Provided records:
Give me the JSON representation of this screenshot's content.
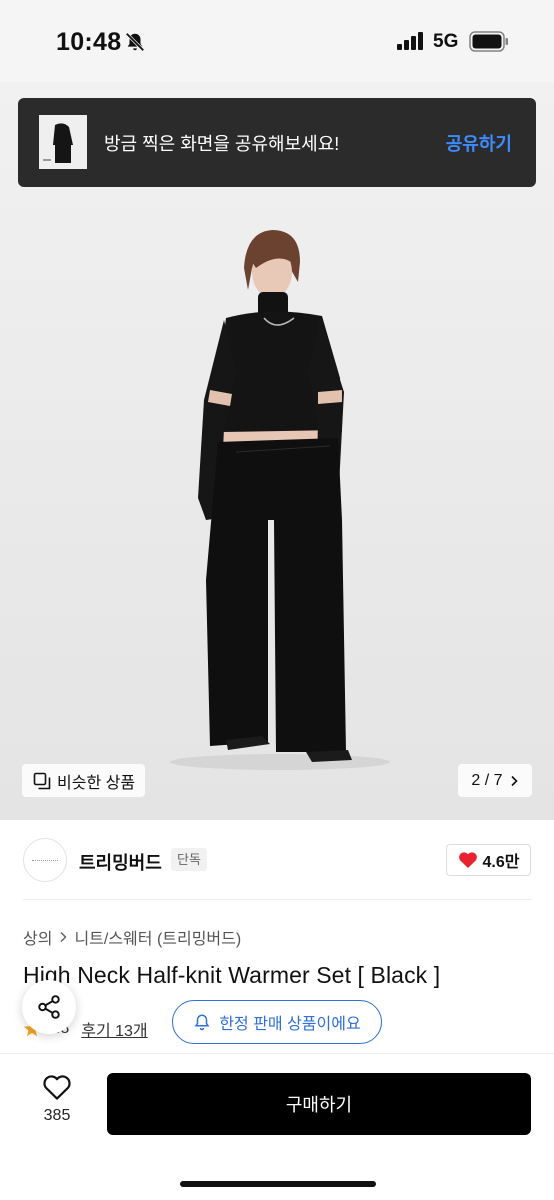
{
  "status": {
    "time": "10:48",
    "network": "5G"
  },
  "toast": {
    "message": "방금 찍은 화면을 공유해보세요!",
    "action": "공유하기"
  },
  "hero": {
    "similar_label": "비슷한 상품",
    "pager": "2 / 7"
  },
  "shop": {
    "name": "트리밍버드",
    "badge": "단독",
    "likes": "4.6만"
  },
  "product": {
    "breadcrumb": [
      "상의",
      "니트/스웨터 (트리밍버드)"
    ],
    "title": "High Neck Half-knit Warmer Set [ Black ]",
    "rating": "4.8",
    "reviews": "후기 13개",
    "limited_label": "한정 판매 상품이에요"
  },
  "bottom": {
    "wishlist_count": "385",
    "buy_label": "구매하기"
  },
  "colors": {
    "accent_blue": "#2f6fd6",
    "toast_action": "#3d8cff",
    "heart_red": "#e8232f",
    "star": "#f5a623"
  }
}
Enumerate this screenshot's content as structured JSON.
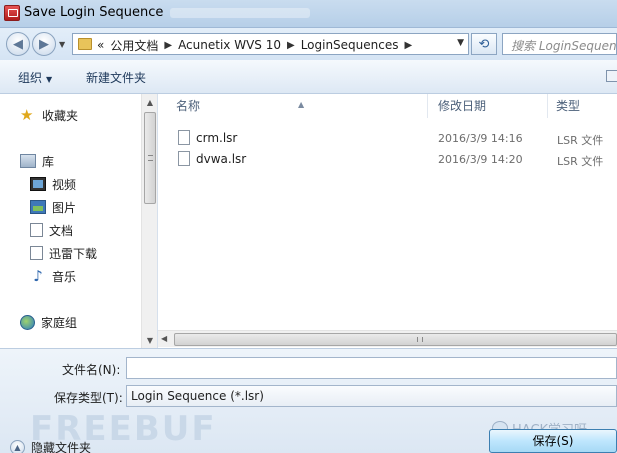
{
  "window": {
    "title": "Save Login Sequence"
  },
  "address": {
    "chevron": "«",
    "crumbs": [
      "公用文档",
      "Acunetix WVS 10",
      "LoginSequences"
    ],
    "search_placeholder": "搜索 LoginSequences"
  },
  "toolbar": {
    "organize": "组织",
    "new_folder": "新建文件夹"
  },
  "sidebar": {
    "favorites": "收藏夹",
    "libraries": "库",
    "items": [
      "视频",
      "图片",
      "文档",
      "迅雷下载",
      "音乐"
    ],
    "homegroup": "家庭组"
  },
  "filelist": {
    "columns": {
      "name": "名称",
      "date": "修改日期",
      "type": "类型"
    },
    "rows": [
      {
        "name": "crm.lsr",
        "date": "2016/3/9 14:16",
        "type": "LSR 文件"
      },
      {
        "name": "dvwa.lsr",
        "date": "2016/3/9 14:20",
        "type": "LSR 文件"
      }
    ]
  },
  "form": {
    "filename_label": "文件名(N):",
    "filename_value": "",
    "filetype_label": "保存类型(T):",
    "filetype_value": "Login Sequence (*.lsr)",
    "hide_folders": "隐藏文件夹",
    "save_button": "保存(S)"
  },
  "watermarks": {
    "logo": "FREEBUF",
    "account": "HACK学习呀"
  },
  "colors": {
    "accent": "#3c7fb1",
    "window_frame": "#c9dcef"
  }
}
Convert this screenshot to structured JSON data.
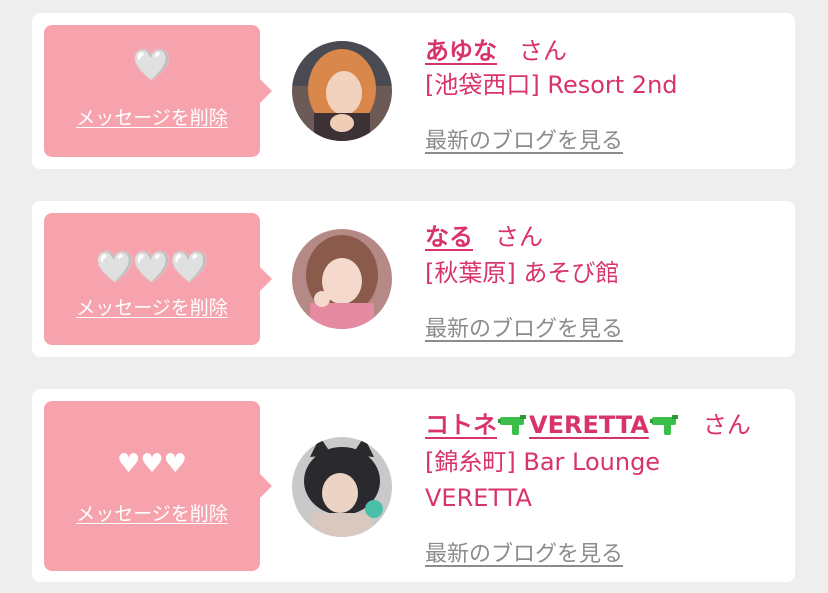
{
  "favorites": [
    {
      "name": "あゆな",
      "honorific": "さん",
      "shop": "[池袋西口] Resort 2nd",
      "blog_link": "最新のブログを見る",
      "delete_label": "メッセージを削除",
      "hearts": "🤍"
    },
    {
      "name": "なる",
      "honorific": "さん",
      "shop": "[秋葉原] あそび館",
      "blog_link": "最新のブログを見る",
      "delete_label": "メッセージを削除",
      "hearts": "🤍🤍🤍"
    },
    {
      "name_part1": "コトネ",
      "name_part2": "VERETTA",
      "honorific": "さん",
      "shop_line1": "[錦糸町] Bar Lounge",
      "shop_line2": "VERETTA",
      "blog_link": "最新のブログを見る",
      "delete_label": "メッセージを削除",
      "hearts": "♥♥♥"
    }
  ],
  "colors": {
    "accent": "#d9346a",
    "message_box": "#f7a3ae",
    "background": "#eeeeee",
    "link_gray": "#8c8c8c"
  }
}
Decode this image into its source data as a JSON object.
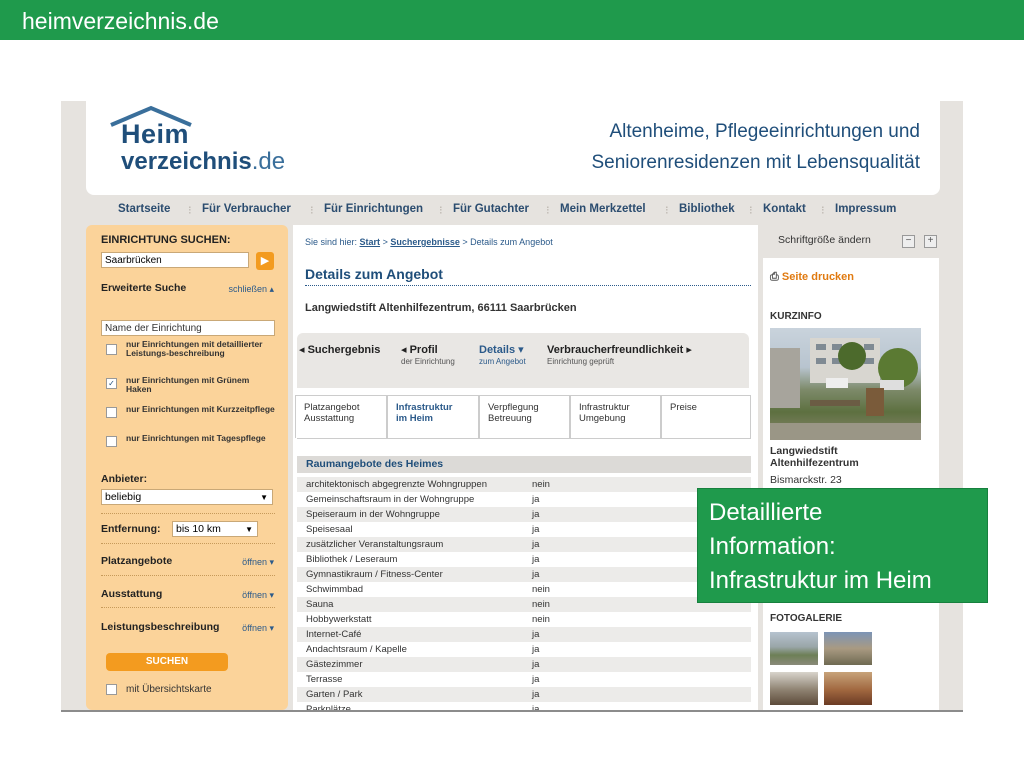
{
  "slide": {
    "title": "heimverzeichnis.de",
    "callout_lines": [
      "Detaillierte",
      "Information:",
      "Infrastruktur im Heim"
    ]
  },
  "header": {
    "logo_line1": "Heim",
    "logo_line2_bold": "verzeichnis",
    "logo_line2_suffix": ".de",
    "slogan_line1": "Altenheime, Pflegeeinrichtungen und",
    "slogan_line2": "Seniorenresidenzen mit Lebensqualität"
  },
  "nav": [
    "Startseite",
    "Für Verbraucher",
    "Für Einrichtungen",
    "Für Gutachter",
    "Mein Merkzettel",
    "Bibliothek",
    "Kontakt",
    "Impressum"
  ],
  "sidebar": {
    "title": "EINRICHTUNG SUCHEN:",
    "search_value": "Saarbrücken",
    "advanced_label": "Erweiterte Suche",
    "advanced_toggle": "schließen ▴",
    "name_placeholder": "Name der Einrichtung",
    "checkboxes": [
      {
        "label": "nur Einrichtungen mit detaillierter Leistungs-beschreibung",
        "checked": false
      },
      {
        "label": "nur Einrichtungen mit Grünem Haken",
        "checked": true
      },
      {
        "label": "nur Einrichtungen mit Kurzzeitpflege",
        "checked": false
      },
      {
        "label": "nur Einrichtungen mit Tagespflege",
        "checked": false
      }
    ],
    "provider_label": "Anbieter:",
    "provider_value": "beliebig",
    "distance_label": "Entfernung:",
    "distance_value": "bis 10 km",
    "sections": [
      {
        "label": "Platzangebote",
        "toggle": "öffnen ▾"
      },
      {
        "label": "Ausstattung",
        "toggle": "öffnen ▾"
      },
      {
        "label": "Leistungsbeschreibung",
        "toggle": "öffnen ▾"
      }
    ],
    "submit": "SUCHEN",
    "map_label": "mit Übersichtskarte"
  },
  "main": {
    "breadcrumb_prefix": "Sie sind hier:",
    "breadcrumb_start": "Start",
    "breadcrumb_results": "Suchergebnisse",
    "breadcrumb_current": "> Details zum Angebot",
    "title": "Details zum Angebot",
    "facility": "Langwiedstift Altenhilfezentrum, 66111 Saarbrücken",
    "steps": [
      {
        "label": "◂ Suchergebnis",
        "sub": ""
      },
      {
        "label": "◂ Profil",
        "sub": "der Einrichtung"
      },
      {
        "label": "Details ▾",
        "sub": "zum Angebot"
      },
      {
        "label": "Verbraucherfreundlichkeit ▸",
        "sub": "Einrichtung geprüft"
      }
    ],
    "tabs": [
      {
        "line1": "Platzangebot",
        "line2": "Ausstattung"
      },
      {
        "line1": "Infrastruktur",
        "line2": "im Heim"
      },
      {
        "line1": "Verpflegung",
        "line2": "Betreuung"
      },
      {
        "line1": "Infrastruktur",
        "line2": "Umgebung"
      },
      {
        "line1": "Preise",
        "line2": ""
      }
    ],
    "section_title": "Raumangebote des Heimes",
    "rows": [
      {
        "k": "architektonisch abgegrenzte Wohngruppen",
        "v": "nein"
      },
      {
        "k": "Gemeinschaftsraum in der Wohngruppe",
        "v": "ja"
      },
      {
        "k": "Speiseraum in der Wohngruppe",
        "v": "ja"
      },
      {
        "k": "Speisesaal",
        "v": "ja"
      },
      {
        "k": "zusätzlicher Veranstaltungsraum",
        "v": "ja"
      },
      {
        "k": "Bibliothek / Leseraum",
        "v": "ja"
      },
      {
        "k": "Gymnastikraum / Fitness-Center",
        "v": "ja"
      },
      {
        "k": "Schwimmbad",
        "v": "nein"
      },
      {
        "k": "Sauna",
        "v": "nein"
      },
      {
        "k": "Hobbywerkstatt",
        "v": "nein"
      },
      {
        "k": "Internet-Café",
        "v": "ja"
      },
      {
        "k": "Andachtsraum / Kapelle",
        "v": "ja"
      },
      {
        "k": "Gästezimmer",
        "v": "ja"
      },
      {
        "k": "Terrasse",
        "v": "ja"
      },
      {
        "k": "Garten / Park",
        "v": "ja"
      },
      {
        "k": "Parkplätze",
        "v": "ja"
      }
    ]
  },
  "right": {
    "font_size_label": "Schriftgröße ändern",
    "font_minus": "−",
    "font_plus": "+",
    "print": "Seite drucken",
    "kurzinfo": "KURZINFO",
    "house_name_1": "Langwiedstift",
    "house_name_2": "Altenhilfezentrum",
    "house_address": "Bismarckstr. 23",
    "gallery": "FOTOGALERIE"
  }
}
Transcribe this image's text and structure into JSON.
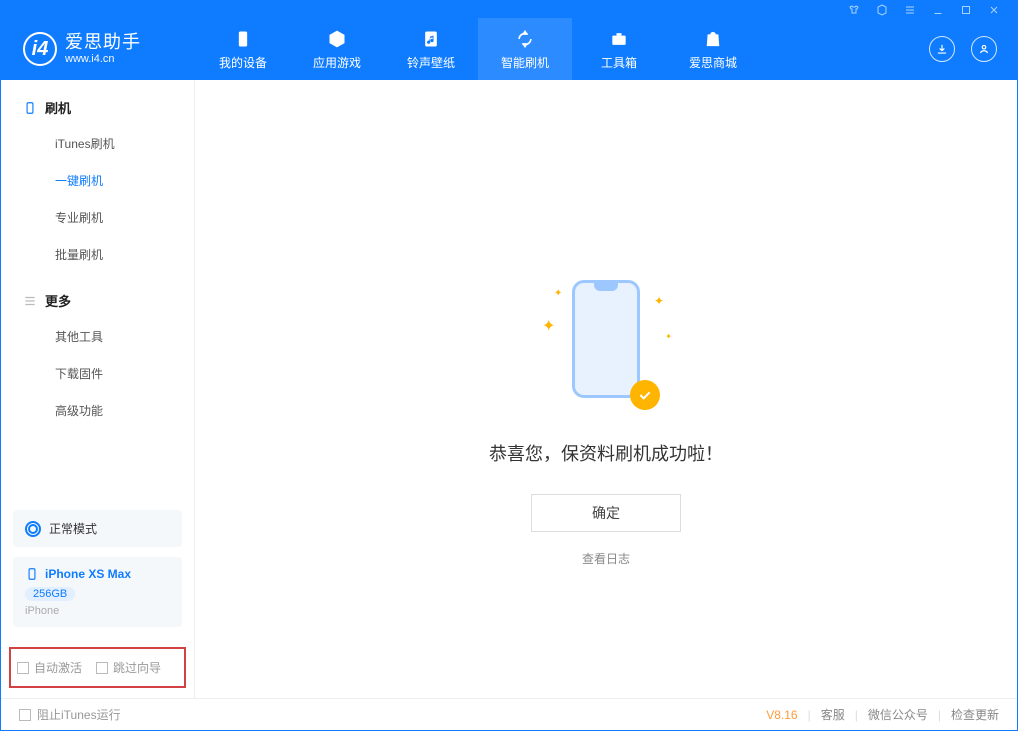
{
  "brand": {
    "title": "爱思助手",
    "subtitle": "www.i4.cn"
  },
  "topTabs": [
    {
      "label": "我的设备"
    },
    {
      "label": "应用游戏"
    },
    {
      "label": "铃声壁纸"
    },
    {
      "label": "智能刷机"
    },
    {
      "label": "工具箱"
    },
    {
      "label": "爱思商城"
    }
  ],
  "sidebar": {
    "group1": {
      "title": "刷机",
      "items": [
        "iTunes刷机",
        "一键刷机",
        "专业刷机",
        "批量刷机"
      ]
    },
    "group2": {
      "title": "更多",
      "items": [
        "其他工具",
        "下载固件",
        "高级功能"
      ]
    },
    "mode": "正常模式",
    "device": {
      "name": "iPhone XS Max",
      "capacity": "256GB",
      "type": "iPhone"
    },
    "opts": {
      "autoActivate": "自动激活",
      "skipGuide": "跳过向导"
    }
  },
  "main": {
    "message": "恭喜您，保资料刷机成功啦！",
    "okLabel": "确定",
    "logLink": "查看日志"
  },
  "status": {
    "blockItunes": "阻止iTunes运行",
    "version": "V8.16",
    "links": [
      "客服",
      "微信公众号",
      "检查更新"
    ]
  }
}
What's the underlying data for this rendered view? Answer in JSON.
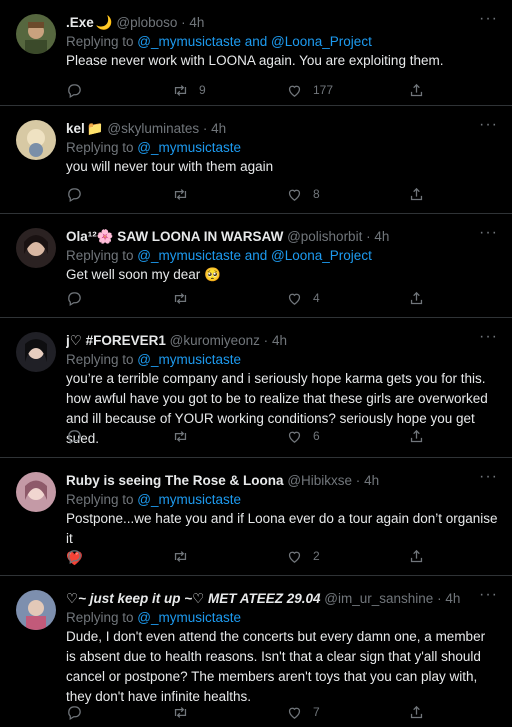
{
  "tweets": [
    {
      "name": ".Exe",
      "name_emoji": "🌙",
      "handle": "@ploboso",
      "dot": "·",
      "time": "4h",
      "replying_prefix": "Replying to ",
      "replying_targets": "@_mymusictaste and @Loona_Project",
      "text": "Please never work with LOONA again. You are exploiting them.",
      "replies": "",
      "retweets": "9",
      "likes": "177",
      "avatar_color": "#4a5d3a"
    },
    {
      "name": "kel",
      "name_emoji": "📁",
      "handle": "@skyluminates",
      "dot": "·",
      "time": "4h",
      "replying_prefix": "Replying to ",
      "replying_targets": "@_mymusictaste",
      "text": "you will never tour with them again",
      "replies": "",
      "retweets": "",
      "likes": "8",
      "avatar_color": "#c9b48a"
    },
    {
      "name": "Ola¹²🌸 SAW LOONA IN WARSAW",
      "name_emoji": "",
      "handle": "@polishorbit",
      "dot": "·",
      "time": "4h",
      "replying_prefix": "Replying to ",
      "replying_targets": "@_mymusictaste and @Loona_Project",
      "text": "Get well soon my dear 🥺",
      "replies": "",
      "retweets": "",
      "likes": "4",
      "avatar_color": "#3b2c2c"
    },
    {
      "name": "j♡ #FOREVER1",
      "name_emoji": "",
      "handle": "@kuromiyeonz",
      "dot": "·",
      "time": "4h",
      "replying_prefix": "Replying to ",
      "replying_targets": "@_mymusictaste",
      "text": "you’re a terrible company and i seriously hope karma gets you for this. how awful have you got to be to realize that these girls are overworked and ill because of YOUR working conditions? seriously hope you get sued.",
      "replies": "",
      "retweets": "",
      "likes": "6",
      "avatar_color": "#2a2a30"
    },
    {
      "name": "Ruby is seeing The Rose & Loona",
      "name_emoji": "",
      "handle": "@Hibikxse",
      "dot": "·",
      "time": "4h",
      "replying_prefix": "Replying to ",
      "replying_targets": "@_mymusictaste",
      "text": "Postpone...we hate you and if Loona ever do a tour again don’t organise it",
      "text_line2": "❤️",
      "replies": "",
      "retweets": "",
      "likes": "2",
      "avatar_color": "#b07a8a"
    },
    {
      "name": "♡~ just keep it up ~♡ MET ATEEZ 29.04",
      "name_emoji": "",
      "handle": "@im_ur_sanshine",
      "dot": "·",
      "time": "4h",
      "replying_prefix": "Replying to ",
      "replying_targets": "@_mymusictaste",
      "text": "Dude, I don't even attend the concerts but every damn one, a member is absent due to health reasons. Isn't that a clear sign that y'all should cancel or postpone? The members aren't toys that you can play with, they don't have infinite healths.",
      "replies": "",
      "retweets": "",
      "likes": "7",
      "avatar_color": "#6a7a9a"
    }
  ],
  "more_label": "···"
}
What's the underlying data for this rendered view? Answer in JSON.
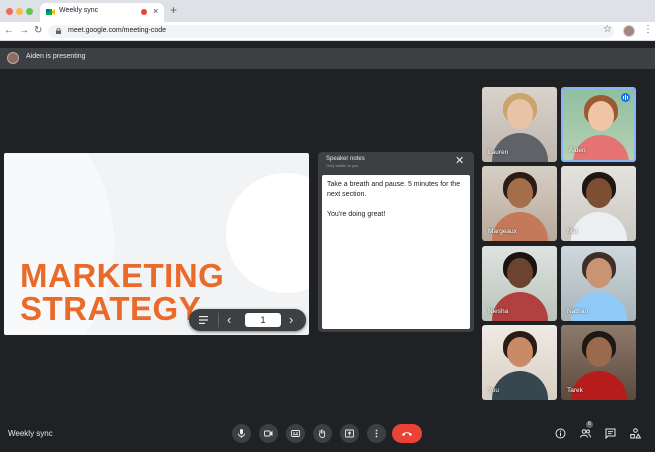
{
  "browser": {
    "tab_title": "Weekly sync",
    "url": "meet.google.com/meeting-code",
    "traffic_lights": [
      "#ee6a5f",
      "#f5bd4f",
      "#61c454"
    ]
  },
  "meet": {
    "presenting_text": "Aiden is presenting",
    "meeting_name": "Weekly sync",
    "participant_count": "6",
    "slide": {
      "title": "MARKETING\nSTRATEGY",
      "accent_color": "#ea6a2a",
      "page": "1"
    },
    "speaker_notes": {
      "title": "Speaker notes",
      "subtitle": "Only visible to you",
      "lines": [
        "Take a breath and pause. 5 minutes for the next section.",
        "You're doing great!"
      ]
    },
    "participants": [
      {
        "name": "Lauren",
        "active": false
      },
      {
        "name": "Aiden",
        "active": true
      },
      {
        "name": "Margeaux",
        "active": false
      },
      {
        "name": "Mia",
        "active": false
      },
      {
        "name": "Niesha",
        "active": false
      },
      {
        "name": "Nathan",
        "active": false
      },
      {
        "name": "You",
        "active": false
      },
      {
        "name": "Tarek",
        "active": false
      }
    ],
    "controls": [
      "mic-icon",
      "camera-icon",
      "captions-icon",
      "raise-hand-icon",
      "present-icon",
      "more-options-icon",
      "hang-up-icon"
    ],
    "side_controls": [
      "info-icon",
      "people-icon",
      "chat-icon",
      "activities-icon"
    ],
    "hangup_color": "#ea4335",
    "active_border_color": "#8ab4f8"
  }
}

What to produce:
Look for the word "likes" in every line of the listing and copy the lines that have it.

Task solution:
    "likes": "4.6만"
      "likes": "177",
      "likes": "8",
      "likes": "4",
      "likes": "6",
      "likes": "2",
      "likes": "7",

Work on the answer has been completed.